**Recorded information**
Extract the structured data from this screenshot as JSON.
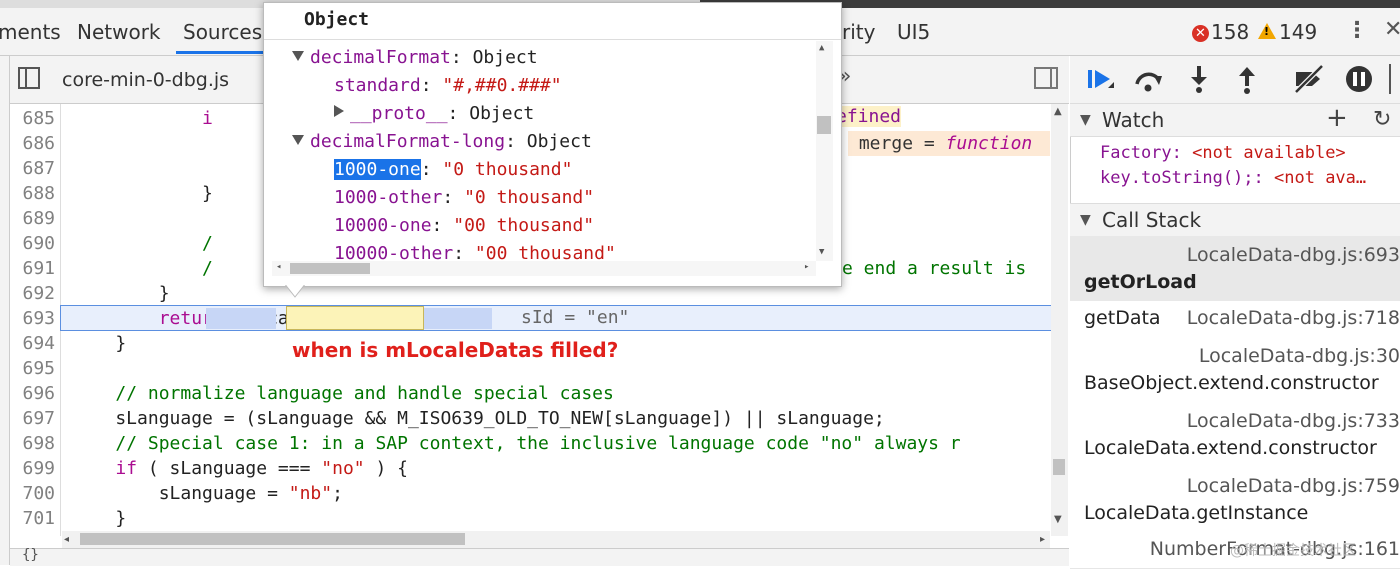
{
  "tabs": [
    "ments",
    "Network",
    "Sources",
    "rity",
    "UI5"
  ],
  "status": {
    "errors": "158",
    "warnings": "149"
  },
  "file_tab": "core-min-0-dbg.js",
  "popover": {
    "title": "Object",
    "lines": [
      {
        "indent": 0,
        "toggle": "down",
        "key": "decimalFormat",
        "sep": ": ",
        "val": "Object",
        "valtype": "plain"
      },
      {
        "indent": 1,
        "toggle": "",
        "key": "standard",
        "sep": ": ",
        "val": "\"#,##0.###\"",
        "valtype": "str"
      },
      {
        "indent": 1,
        "toggle": "right",
        "key": "__proto__",
        "sep": ": ",
        "val": "Object",
        "valtype": "plain"
      },
      {
        "indent": 0,
        "toggle": "down",
        "key": "decimalFormat-long",
        "sep": ": ",
        "val": "Object",
        "valtype": "plain"
      },
      {
        "indent": 1,
        "toggle": "",
        "key": "1000-one",
        "sep": ": ",
        "val": "\"0 thousand\"",
        "valtype": "str",
        "selected": true
      },
      {
        "indent": 1,
        "toggle": "",
        "key": "1000-other",
        "sep": ": ",
        "val": "\"0 thousand\"",
        "valtype": "str"
      },
      {
        "indent": 1,
        "toggle": "",
        "key": "10000-one",
        "sep": ": ",
        "val": "\"00 thousand\"",
        "valtype": "str"
      },
      {
        "indent": 1,
        "toggle": "",
        "key": "10000-other",
        "sep": ": ",
        "val": "\"00 thousand\"",
        "valtype": "str"
      }
    ]
  },
  "code_lines": [
    {
      "n": "685",
      "html": "            <span class=\"kw\">i</span>"
    },
    {
      "n": "686",
      "html": ""
    },
    {
      "n": "687",
      "html": ""
    },
    {
      "n": "688",
      "html": "            }"
    },
    {
      "n": "689",
      "html": ""
    },
    {
      "n": "690",
      "html": "            <span class=\"cm\">/</span>"
    },
    {
      "n": "691",
      "html": "            <span class=\"cm\">/</span>"
    },
    {
      "n": "692",
      "html": "        }"
    },
    {
      "n": "693",
      "html": "        <span class=\"kw\">return</span> mLocaleDatas[sId];"
    },
    {
      "n": "694",
      "html": "    }"
    },
    {
      "n": "695",
      "html": ""
    },
    {
      "n": "696",
      "html": "    <span class=\"cm\">// normalize language and handle special cases</span>"
    },
    {
      "n": "697",
      "html": "    sLanguage = (sLanguage && M_ISO639_OLD_TO_NEW[sLanguage]) || sLanguage;"
    },
    {
      "n": "698",
      "html": "    <span class=\"cm\">// Special case 1: in a SAP context, the inclusive language code \"no\" always r</span>"
    },
    {
      "n": "699",
      "html": "    <span class=\"kw\">if</span> ( sLanguage === <span class=\"st\">\"no\"</span> ) {"
    },
    {
      "n": "700",
      "html": "        sLanguage = <span class=\"st\">\"nb\"</span>;"
    },
    {
      "n": "701",
      "html": "    }"
    },
    {
      "n": "702",
      "html": ""
    }
  ],
  "code_fragments": {
    "efined": "efined",
    "merge": "merge = ",
    "function": "function",
    "result": "e end a result is",
    "inline_hint": "sId = \"en\""
  },
  "annotation": "when is mLocaleDatas filled?",
  "watch": {
    "header": "Watch",
    "items": [
      {
        "expr": "Factory",
        "val": "<not available>"
      },
      {
        "expr": "key.toString();",
        "val": "<not ava…"
      }
    ]
  },
  "callstack": {
    "header": "Call Stack",
    "frames": [
      {
        "name": "getOrLoad",
        "loc": "LocaleData-dbg.js:693",
        "active": true,
        "layout": "two-line"
      },
      {
        "name": "getData",
        "loc": "LocaleData-dbg.js:718",
        "active": false,
        "layout": "one-line"
      },
      {
        "name": "BaseObject.extend.constructor",
        "loc": "LocaleData-dbg.js:30",
        "active": false,
        "layout": "two-line"
      },
      {
        "name": "LocaleData.extend.constructor",
        "loc": "LocaleData-dbg.js:733",
        "active": false,
        "layout": "two-line"
      },
      {
        "name": "LocaleData.getInstance",
        "loc": "LocaleData-dbg.js:759",
        "active": false,
        "layout": "two-line"
      },
      {
        "name": "",
        "loc": "NumberFormat-dbg.js:161",
        "active": false,
        "layout": "one-line"
      }
    ]
  },
  "watermark": "@稀土掘金技术社区"
}
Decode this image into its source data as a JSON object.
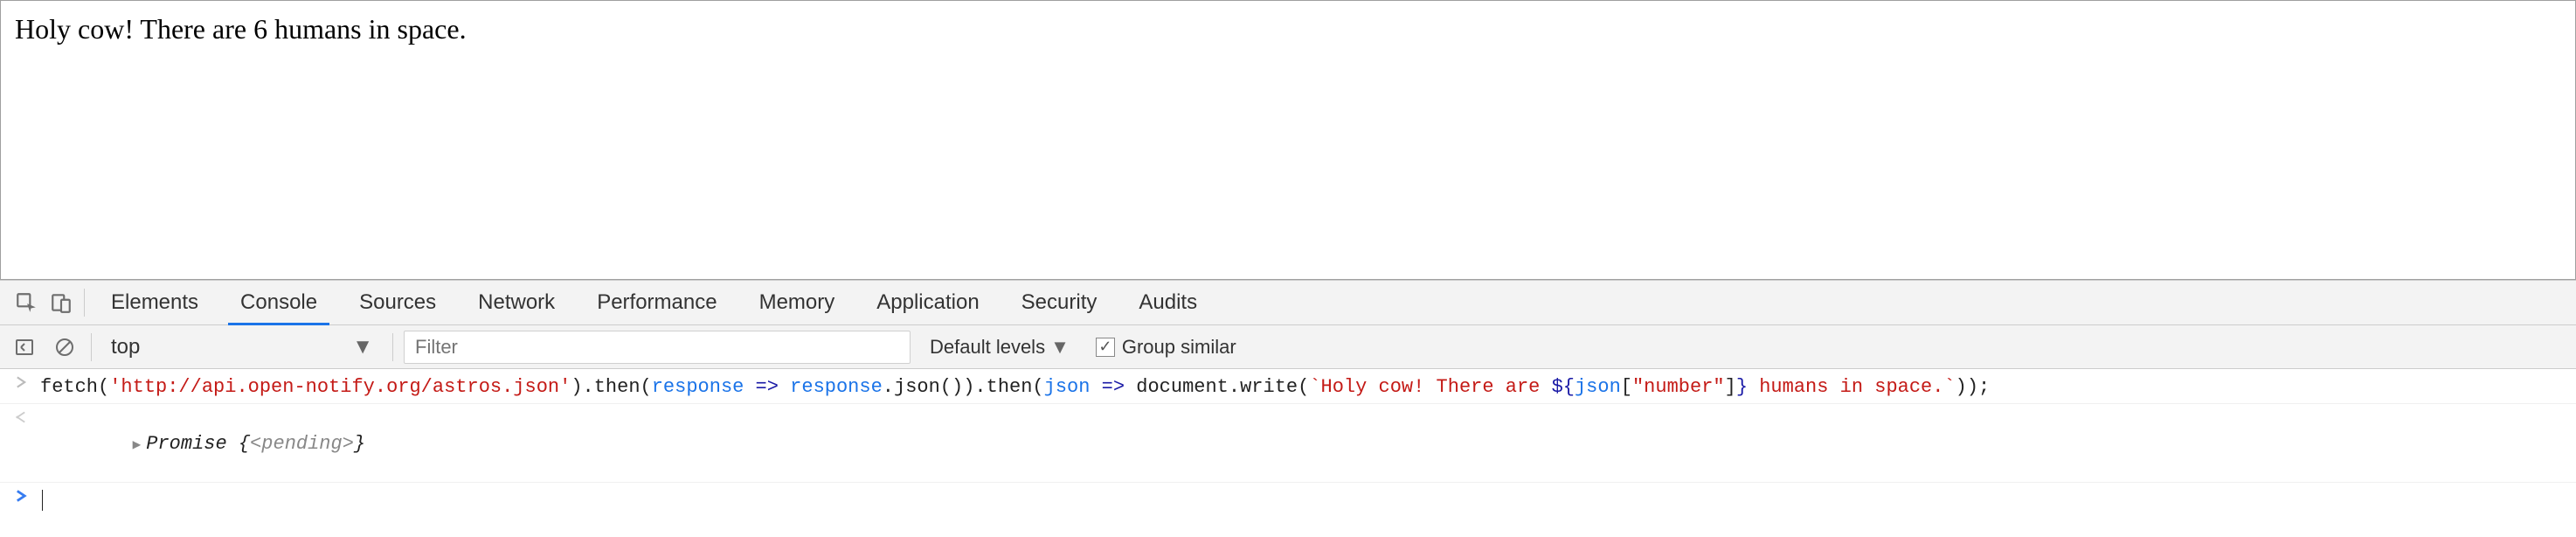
{
  "viewport": {
    "text": "Holy cow! There are 6 humans in space."
  },
  "tabs": [
    {
      "label": "Elements"
    },
    {
      "label": "Console"
    },
    {
      "label": "Sources"
    },
    {
      "label": "Network"
    },
    {
      "label": "Performance"
    },
    {
      "label": "Memory"
    },
    {
      "label": "Application"
    },
    {
      "label": "Security"
    },
    {
      "label": "Audits"
    }
  ],
  "active_tab_index": 1,
  "toolbar": {
    "context_select": "top",
    "filter_placeholder": "Filter",
    "levels_label": "Default levels",
    "group_similar_checked": true,
    "group_similar_label": "Group similar"
  },
  "console": {
    "input_tokens": [
      {
        "t": "fetch(",
        "cls": "t-ident"
      },
      {
        "t": "'http://api.open-notify.org/astros.json'",
        "cls": "t-str"
      },
      {
        "t": ").then(",
        "cls": "t-ident"
      },
      {
        "t": "response",
        "cls": "t-param"
      },
      {
        "t": " => ",
        "cls": "t-key"
      },
      {
        "t": "response",
        "cls": "t-param"
      },
      {
        "t": ".json()).then(",
        "cls": "t-ident"
      },
      {
        "t": "json",
        "cls": "t-param"
      },
      {
        "t": " => ",
        "cls": "t-key"
      },
      {
        "t": "document.write(",
        "cls": "t-ident"
      },
      {
        "t": "`Holy cow! There are ",
        "cls": "t-str"
      },
      {
        "t": "${",
        "cls": "t-key"
      },
      {
        "t": "json",
        "cls": "t-param"
      },
      {
        "t": "[",
        "cls": "t-ident"
      },
      {
        "t": "\"number\"",
        "cls": "t-str"
      },
      {
        "t": "]",
        "cls": "t-ident"
      },
      {
        "t": "}",
        "cls": "t-key"
      },
      {
        "t": " humans in space.`",
        "cls": "t-str"
      },
      {
        "t": "));",
        "cls": "t-ident"
      }
    ],
    "result_tokens": [
      {
        "t": "Promise {",
        "cls": "t-ident t-italic"
      },
      {
        "t": "<pending>",
        "cls": "t-muted t-italic"
      },
      {
        "t": "}",
        "cls": "t-ident t-italic"
      }
    ]
  }
}
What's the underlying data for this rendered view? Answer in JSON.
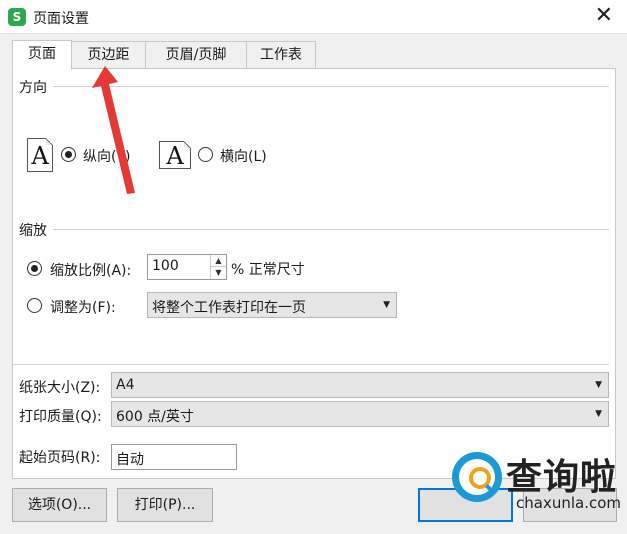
{
  "window": {
    "title": "页面设置",
    "app_icon_glyph": "S",
    "close_glyph": "✕"
  },
  "tabs": [
    {
      "label": "页面",
      "active": true
    },
    {
      "label": "页边距",
      "active": false
    },
    {
      "label": "页眉/页脚",
      "active": false
    },
    {
      "label": "工作表",
      "active": false
    }
  ],
  "orientation": {
    "title": "方向",
    "portrait_label": "纵向(T)",
    "landscape_label": "横向(L)",
    "selected": "portrait",
    "icon_glyph": "A"
  },
  "scaling": {
    "title": "缩放",
    "scale_label": "缩放比例(A):",
    "scale_value": "100",
    "scale_suffix": "% 正常尺寸",
    "fit_label": "调整为(F):",
    "fit_value": "将整个工作表打印在一页",
    "selected": "scale"
  },
  "paper": {
    "size_label": "纸张大小(Z):",
    "size_value": "A4",
    "quality_label": "打印质量(Q):",
    "quality_value": "600 点/英寸",
    "start_label": "起始页码(R):",
    "start_value": "自动"
  },
  "buttons": {
    "options": "选项(O)...",
    "print": "打印(P)..."
  },
  "watermark": {
    "text": "查询啦",
    "url": "chaxunla.com"
  },
  "colors": {
    "annotation_arrow": "#e53935",
    "accent": "#0078d7",
    "logo_green": "#2ea84f"
  }
}
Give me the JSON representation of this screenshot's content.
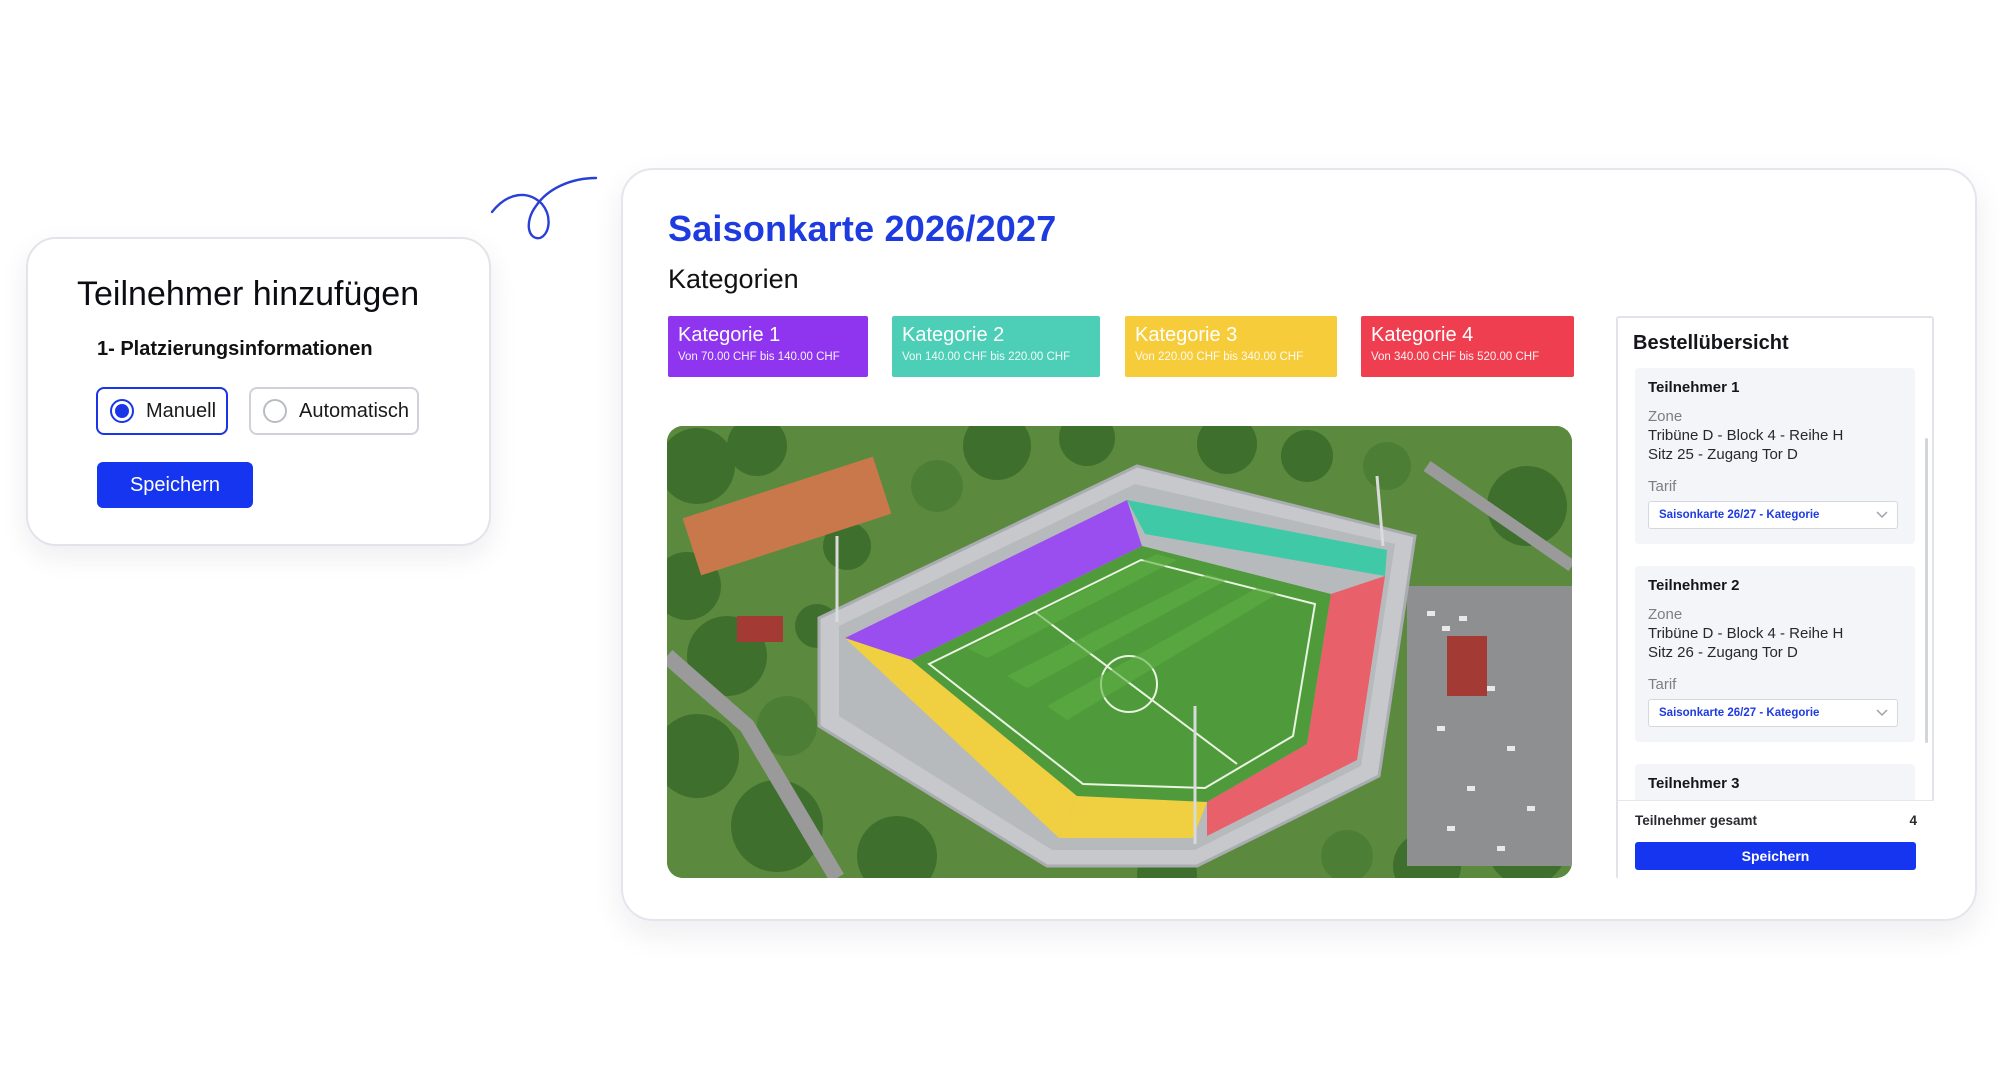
{
  "add_participant": {
    "title": "Teilnehmer hinzufügen",
    "subtitle": "1- Platzierungsinformationen",
    "options": [
      {
        "label": "Manuell",
        "selected": true
      },
      {
        "label": "Automatisch",
        "selected": false
      }
    ],
    "save_label": "Speichern"
  },
  "main": {
    "title": "Saisonkarte 2026/2027",
    "subtitle": "Kategorien",
    "categories": [
      {
        "name": "Kategorie 1",
        "range": "Von 70.00 CHF bis 140.00 CHF",
        "color": "#8f35ef"
      },
      {
        "name": "Kategorie 2",
        "range": "Von 140.00 CHF bis 220.00 CHF",
        "color": "#4ccfb6"
      },
      {
        "name": "Kategorie 3",
        "range": "Von 220.00 CHF bis 340.00 CHF",
        "color": "#f6cc3a"
      },
      {
        "name": "Kategorie 4",
        "range": "Von 340.00 CHF bis 520.00 CHF",
        "color": "#ef3e4f"
      }
    ]
  },
  "order": {
    "title": "Bestellübersicht",
    "zone_label": "Zone",
    "tarif_label": "Tarif",
    "participants": [
      {
        "name": "Teilnehmer 1",
        "zone_line1": "Tribüne D - Block 4 - Reihe H",
        "zone_line2": "Sitz 25 - Zugang Tor D",
        "tarif": "Saisonkarte 26/27 - Kategorie"
      },
      {
        "name": "Teilnehmer 2",
        "zone_line1": "Tribüne D - Block 4 - Reihe H",
        "zone_line2": "Sitz 26 - Zugang Tor D",
        "tarif": "Saisonkarte 26/27 - Kategorie"
      },
      {
        "name": "Teilnehmer 3"
      }
    ],
    "total_label": "Teilnehmer gesamt",
    "total_value": "4",
    "save_label": "Speichern"
  },
  "colors": {
    "accent": "#1535f0",
    "title_blue": "#1e3be0"
  }
}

**Written problem**
Search the lines for the string "Holy" and copy every line that has it.

**Exercise result**
    "text": "Holy cow! There are 6 humans in space."
        "t": "`Holy cow! There are ",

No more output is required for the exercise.